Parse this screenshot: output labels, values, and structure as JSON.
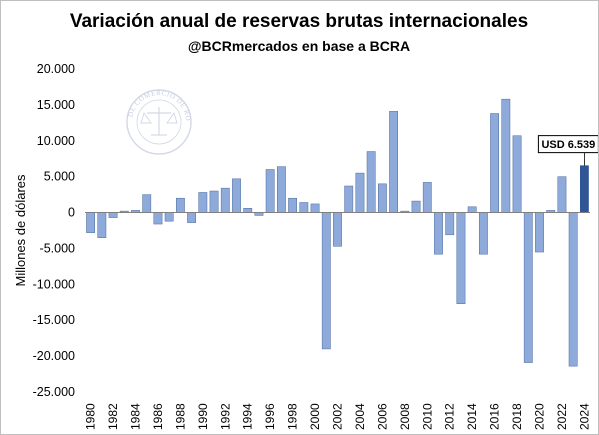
{
  "chart_data": {
    "type": "bar",
    "title": "Variación anual de reservas brutas internacionales",
    "subtitle": "@BCRmercados en base a BCRA",
    "ylabel": "Millones de dólares",
    "ylim": [
      -25000,
      20000
    ],
    "yticks": [
      20000,
      15000,
      10000,
      5000,
      0,
      -5000,
      -10000,
      -15000,
      -20000,
      -25000
    ],
    "ytick_labels": [
      "20.000",
      "15.000",
      "10.000",
      "5.000",
      "0",
      "-5.000",
      "-10.000",
      "-15.000",
      "-20.000",
      "-25.000"
    ],
    "categories": [
      1980,
      1981,
      1982,
      1983,
      1984,
      1985,
      1986,
      1987,
      1988,
      1989,
      1990,
      1991,
      1992,
      1993,
      1994,
      1995,
      1996,
      1997,
      1998,
      1999,
      2000,
      2001,
      2002,
      2003,
      2004,
      2005,
      2006,
      2007,
      2008,
      2009,
      2010,
      2011,
      2012,
      2013,
      2014,
      2015,
      2016,
      2017,
      2018,
      2019,
      2020,
      2021,
      2022,
      2023,
      2024
    ],
    "xtick_labels": [
      "1980",
      "1982",
      "1984",
      "1986",
      "1988",
      "1990",
      "1992",
      "1994",
      "1996",
      "1998",
      "2000",
      "2002",
      "2004",
      "2006",
      "2008",
      "2010",
      "2012",
      "2014",
      "2016",
      "2018",
      "2020",
      "2022",
      "2024"
    ],
    "values": [
      -2800,
      -3500,
      -700,
      200,
      300,
      2500,
      -1600,
      -1200,
      2000,
      -1400,
      2800,
      3000,
      3400,
      4700,
      600,
      -400,
      6000,
      6400,
      2000,
      1400,
      1200,
      -19000,
      -4700,
      3700,
      5500,
      8500,
      4000,
      14100,
      200,
      1600,
      4200,
      -5800,
      -3100,
      -12700,
      800,
      -5800,
      13800,
      15800,
      10700,
      -20900,
      -5500,
      300,
      5000,
      -21400,
      6539
    ],
    "highlight": {
      "category": 2024,
      "label": "USD 6.539"
    },
    "colors": {
      "bar": "#8eaadb",
      "bar_edge": "#4a6a9c",
      "highlight": "#2f5597",
      "callout_border": "#000000"
    },
    "watermark": "BOLSA DE COMERCIO DE ROSARIO",
    "grid": false,
    "legend": "none"
  }
}
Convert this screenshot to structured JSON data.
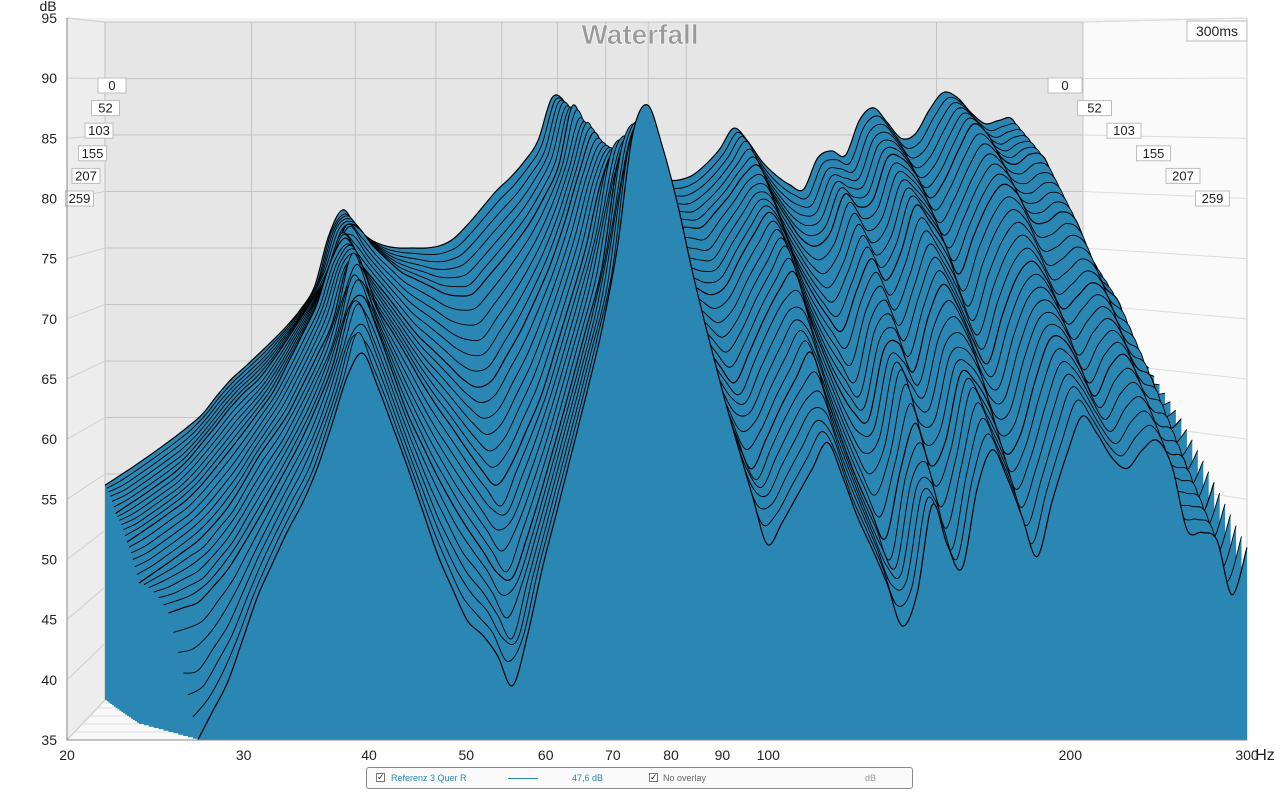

=======

**EXERCISE PROMPT:** What comes back should match the records exactly, minus any pictures.

**CORRECT RESPONSE:**
Parse this screenshot: output labels, values, and structure as JSON.
{
  "chart_data": {
    "type": "bar",
    "title": "Variación anual de reservas brutas internacionales",
    "subtitle": "@BCRmercados en base a BCRA",
    "ylabel": "Millones de dólares",
    "ylim": [
      -25000,
      20000
    ],
    "yticks": [
      20000,
      15000,
      10000,
      5000,
      0,
      -5000,
      -10000,
      -15000,
      -20000,
      -25000
    ],
    "ytick_labels": [
      "20.000",
      "15.000",
      "10.000",
      "5.000",
      "0",
      "-5.000",
      "-10.000",
      "-15.000",
      "-20.000",
      "-25.000"
    ],
    "categories": [
      1980,
      1981,
      1982,
      1983,
      1984,
      1985,
      1986,
      1987,
      1988,
      1989,
      1990,
      1991,
      1992,
      1993,
      1994,
      1995,
      1996,
      1997,
      1998,
      1999,
      2000,
      2001,
      2002,
      2003,
      2004,
      2005,
      2006,
      2007,
      2008,
      2009,
      2010,
      2011,
      2012,
      2013,
      2014,
      2015,
      2016,
      2017,
      2018,
      2019,
      2020,
      2021,
      2022,
      2023,
      2024
    ],
    "xtick_labels": [
      "1980",
      "1982",
      "1984",
      "1986",
      "1988",
      "1990",
      "1992",
      "1994",
      "1996",
      "1998",
      "2000",
      "2002",
      "2004",
      "2006",
      "2008",
      "2010",
      "2012",
      "2014",
      "2016",
      "2018",
      "2020",
      "2022",
      "2024"
    ],
    "values": [
      -2800,
      -3500,
      -700,
      200,
      300,
      2500,
      -1600,
      -1200,
      2000,
      -1400,
      2800,
      3000,
      3400,
      4700,
      600,
      -400,
      6000,
      6400,
      2000,
      1400,
      1200,
      -19000,
      -4700,
      3700,
      5500,
      8500,
      4000,
      14100,
      200,
      1600,
      4200,
      -5800,
      -3100,
      -12700,
      800,
      -5800,
      13800,
      15800,
      10700,
      -20900,
      -5500,
      300,
      5000,
      -21400,
      6539
    ],
    "highlight": {
      "category": 2024,
      "label": "USD 6.539"
    },
    "colors": {
      "bar": "#8eaadb",
      "bar_edge": "#4a6a9c",
      "highlight": "#2f5597",
      "callout_border": "#000000"
    },
    "watermark": "BOLSA DE COMERCIO DE ROSARIO",
    "grid": false,
    "legend": "none"
  }
}
Convert this screenshot to structured JSON data.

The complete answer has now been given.